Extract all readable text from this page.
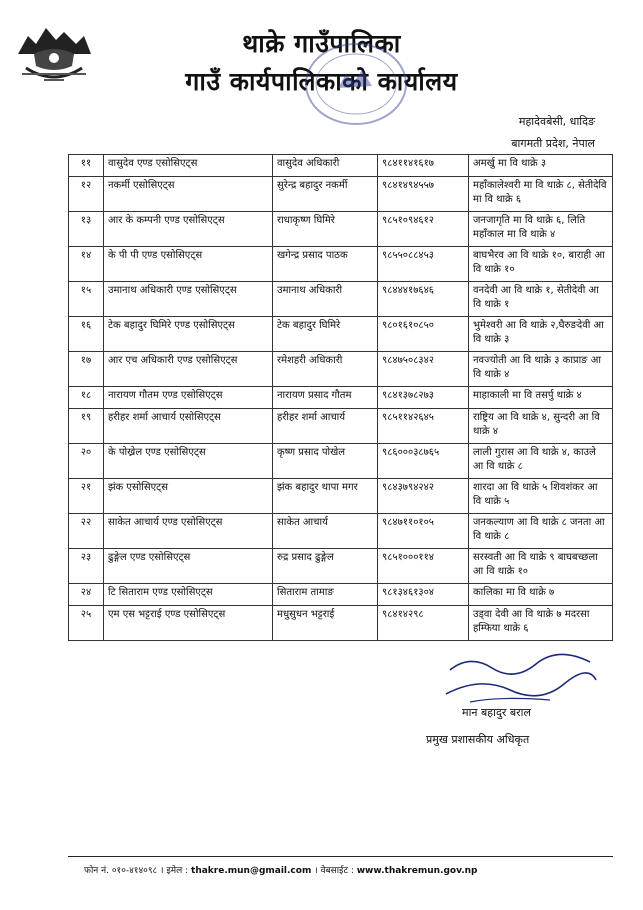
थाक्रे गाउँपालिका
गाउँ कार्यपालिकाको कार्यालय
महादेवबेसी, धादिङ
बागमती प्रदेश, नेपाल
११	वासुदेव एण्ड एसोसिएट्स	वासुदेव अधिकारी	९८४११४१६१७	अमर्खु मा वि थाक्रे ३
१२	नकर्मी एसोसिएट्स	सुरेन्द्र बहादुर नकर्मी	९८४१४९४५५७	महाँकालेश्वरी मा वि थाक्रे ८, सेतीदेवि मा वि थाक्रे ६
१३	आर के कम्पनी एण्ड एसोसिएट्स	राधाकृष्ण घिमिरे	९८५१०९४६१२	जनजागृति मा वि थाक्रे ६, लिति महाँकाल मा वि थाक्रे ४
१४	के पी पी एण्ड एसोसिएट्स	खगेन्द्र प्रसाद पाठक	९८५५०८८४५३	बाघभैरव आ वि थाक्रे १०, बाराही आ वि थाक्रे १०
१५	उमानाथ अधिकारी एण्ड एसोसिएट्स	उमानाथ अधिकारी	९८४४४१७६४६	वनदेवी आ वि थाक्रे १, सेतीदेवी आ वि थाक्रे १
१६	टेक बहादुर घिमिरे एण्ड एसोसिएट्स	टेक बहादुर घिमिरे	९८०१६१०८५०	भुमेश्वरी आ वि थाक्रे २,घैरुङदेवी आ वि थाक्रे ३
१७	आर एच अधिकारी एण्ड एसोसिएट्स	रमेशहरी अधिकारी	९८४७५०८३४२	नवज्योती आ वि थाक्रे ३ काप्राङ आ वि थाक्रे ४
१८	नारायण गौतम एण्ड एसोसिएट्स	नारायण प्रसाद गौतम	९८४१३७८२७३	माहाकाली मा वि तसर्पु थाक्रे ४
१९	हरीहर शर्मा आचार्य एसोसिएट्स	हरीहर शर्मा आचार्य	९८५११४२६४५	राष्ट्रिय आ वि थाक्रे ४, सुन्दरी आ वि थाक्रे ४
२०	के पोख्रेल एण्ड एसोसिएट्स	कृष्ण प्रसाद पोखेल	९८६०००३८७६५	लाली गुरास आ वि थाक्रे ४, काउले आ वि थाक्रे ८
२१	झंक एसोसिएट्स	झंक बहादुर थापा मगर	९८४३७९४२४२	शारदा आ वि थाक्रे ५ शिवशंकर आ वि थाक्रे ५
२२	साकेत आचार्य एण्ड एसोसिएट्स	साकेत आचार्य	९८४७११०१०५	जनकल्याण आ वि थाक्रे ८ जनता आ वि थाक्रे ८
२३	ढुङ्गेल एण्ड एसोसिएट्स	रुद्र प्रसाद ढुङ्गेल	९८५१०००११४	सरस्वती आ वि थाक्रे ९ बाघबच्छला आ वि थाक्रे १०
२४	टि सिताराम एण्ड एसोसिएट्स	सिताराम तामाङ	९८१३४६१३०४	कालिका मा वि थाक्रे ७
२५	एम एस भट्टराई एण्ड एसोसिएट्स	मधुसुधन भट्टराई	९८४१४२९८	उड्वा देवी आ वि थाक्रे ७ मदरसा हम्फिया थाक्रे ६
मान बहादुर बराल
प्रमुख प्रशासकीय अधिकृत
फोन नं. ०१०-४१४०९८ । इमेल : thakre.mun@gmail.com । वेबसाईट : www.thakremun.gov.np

#### [Task statement]
Write the listing out a second time exactly, dropping all images.

#### [Task response]
Extract all readable text from this page.
थाक्रे गाउँपालिका
गाउँ कार्यपालिकाको कार्यालय
महादेवबेसी, धादिङ
बागमती प्रदेश, नेपाल
११	वासुदेव एण्ड एसोसिएट्स	वासुदेव अधिकारी	९८४११४१६१७	अमर्खु मा वि थाक्रे ३
१२	नकर्मी एसोसिएट्स	सुरेन्द्र बहादुर नकर्मी	९८४१४९४५५७	महाँकालेश्वरी मा वि थाक्रे ८, सेतीदेवि मा वि थाक्रे ६
१३	आर के कम्पनी एण्ड एसोसिएट्स	राधाकृष्ण घिमिरे	९८५१०९४६१२	जनजागृति मा वि थाक्रे ६, लिति महाँकाल मा वि थाक्रे ४
१४	के पी पी एण्ड एसोसिएट्स	खगेन्द्र प्रसाद पाठक	९८५५०८८४५३	बाघभैरव आ वि थाक्रे १०, बाराही आ वि थाक्रे १०
१५	उमानाथ अधिकारी एण्ड एसोसिएट्स	उमानाथ अधिकारी	९८४४४१७६४६	वनदेवी आ वि थाक्रे १, सेतीदेवी आ वि थाक्रे १
१६	टेक बहादुर घिमिरे एण्ड एसोसिएट्स	टेक बहादुर घिमिरे	९८०१६१०८५०	भुमेश्वरी आ वि थाक्रे २,घैरुङदेवी आ वि थाक्रे ३
१७	आर एच अधिकारी एण्ड एसोसिएट्स	रमेशहरी अधिकारी	९८४७५०८३४२	नवज्योती आ वि थाक्रे ३ काप्राङ आ वि थाक्रे ४
१८	नारायण गौतम एण्ड एसोसिएट्स	नारायण प्रसाद गौतम	९८४१३७८२७३	माहाकाली मा वि तसर्पु थाक्रे ४
१९	हरीहर शर्मा आचार्य एसोसिएट्स	हरीहर शर्मा आचार्य	९८५११४२६४५	राष्ट्रिय आ वि थाक्रे ४, सुन्दरी आ वि थाक्रे ४
२०	के पोख्रेल एण्ड एसोसिएट्स	कृष्ण प्रसाद पोखेल	९८६०००३८७६५	लाली गुरास आ वि थाक्रे ४, काउले आ वि थाक्रे ८
२१	झंक एसोसिएट्स	झंक बहादुर थापा मगर	९८४३७९४२४२	शारदा आ वि थाक्रे ५ शिवशंकर आ वि थाक्रे ५
२२	साकेत आचार्य एण्ड एसोसिएट्स	साकेत आचार्य	९८४७११०१०५	जनकल्याण आ वि थाक्रे ८ जनता आ वि थाक्रे ८
२३	ढुङ्गेल एण्ड एसोसिएट्स	रुद्र प्रसाद ढुङ्गेल	९८५१०००११४	सरस्वती आ वि थाक्रे ९ बाघबच्छला आ वि थाक्रे १०
२४	टि सिताराम एण्ड एसोसिएट्स	सिताराम तामाङ	९८१३४६१३०४	कालिका मा वि थाक्रे ७
२५	एम एस भट्टराई एण्ड एसोसिएट्स	मधुसुधन भट्टराई	९८४१४२९८	उड्वा देवी आ वि थाक्रे ७ मदरसा हम्फिया थाक्रे ६
मान बहादुर बराल
प्रमुख प्रशासकीय अधिकृत
फोन नं. ०१०-४१४०९८ । इमेल : thakre.mun@gmail.com । वेबसाईट : www.thakremun.gov.np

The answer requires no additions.